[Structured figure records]

============================================================

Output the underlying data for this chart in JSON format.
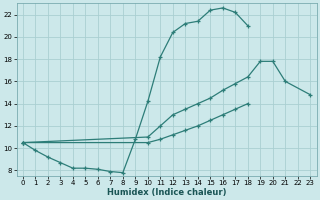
{
  "xlabel": "Humidex (Indice chaleur)",
  "bg_color": "#cce8ea",
  "grid_color": "#aacfd2",
  "line_color": "#2d7d78",
  "xlim": [
    -0.5,
    23.5
  ],
  "ylim": [
    7.5,
    23.0
  ],
  "xticks": [
    0,
    1,
    2,
    3,
    4,
    5,
    6,
    7,
    8,
    9,
    10,
    11,
    12,
    13,
    14,
    15,
    16,
    17,
    18,
    19,
    20,
    21,
    22,
    23
  ],
  "yticks": [
    8,
    10,
    12,
    14,
    16,
    18,
    20,
    22
  ],
  "curve1_x": [
    0,
    1,
    2,
    3,
    4,
    5,
    6,
    7,
    8,
    9,
    10,
    11,
    12,
    13,
    14,
    15,
    16,
    17,
    18
  ],
  "curve1_y": [
    10.5,
    9.8,
    9.2,
    8.7,
    8.2,
    8.2,
    8.1,
    7.9,
    7.8,
    10.8,
    14.2,
    18.2,
    20.4,
    21.2,
    21.4,
    22.4,
    22.6,
    22.2,
    21.0
  ],
  "curve2_x": [
    0,
    10,
    11,
    12,
    13,
    14,
    15,
    16,
    17,
    18,
    19,
    20,
    21,
    23
  ],
  "curve2_y": [
    10.5,
    11.0,
    12.0,
    13.0,
    13.5,
    14.0,
    14.5,
    15.2,
    15.8,
    16.4,
    17.8,
    17.8,
    16.0,
    14.8
  ],
  "curve3_x": [
    0,
    10,
    11,
    12,
    13,
    14,
    15,
    16,
    17,
    18
  ],
  "curve3_y": [
    10.5,
    10.5,
    10.8,
    11.2,
    11.6,
    12.0,
    12.5,
    13.0,
    13.5,
    14.0
  ]
}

============================================================

**Exercise task**:
Omit every picture, then reproduce the rest of the listing exactly.

**Output of the task**:
Output the underlying data for this chart in JSON format.
{
  "xlabel": "Humidex (Indice chaleur)",
  "bg_color": "#cce8ea",
  "grid_color": "#aacfd2",
  "line_color": "#2d7d78",
  "xlim": [
    -0.5,
    23.5
  ],
  "ylim": [
    7.5,
    23.0
  ],
  "xticks": [
    0,
    1,
    2,
    3,
    4,
    5,
    6,
    7,
    8,
    9,
    10,
    11,
    12,
    13,
    14,
    15,
    16,
    17,
    18,
    19,
    20,
    21,
    22,
    23
  ],
  "yticks": [
    8,
    10,
    12,
    14,
    16,
    18,
    20,
    22
  ],
  "curve1_x": [
    0,
    1,
    2,
    3,
    4,
    5,
    6,
    7,
    8,
    9,
    10,
    11,
    12,
    13,
    14,
    15,
    16,
    17,
    18
  ],
  "curve1_y": [
    10.5,
    9.8,
    9.2,
    8.7,
    8.2,
    8.2,
    8.1,
    7.9,
    7.8,
    10.8,
    14.2,
    18.2,
    20.4,
    21.2,
    21.4,
    22.4,
    22.6,
    22.2,
    21.0
  ],
  "curve2_x": [
    0,
    10,
    11,
    12,
    13,
    14,
    15,
    16,
    17,
    18,
    19,
    20,
    21,
    23
  ],
  "curve2_y": [
    10.5,
    11.0,
    12.0,
    13.0,
    13.5,
    14.0,
    14.5,
    15.2,
    15.8,
    16.4,
    17.8,
    17.8,
    16.0,
    14.8
  ],
  "curve3_x": [
    0,
    10,
    11,
    12,
    13,
    14,
    15,
    16,
    17,
    18
  ],
  "curve3_y": [
    10.5,
    10.5,
    10.8,
    11.2,
    11.6,
    12.0,
    12.5,
    13.0,
    13.5,
    14.0
  ]
}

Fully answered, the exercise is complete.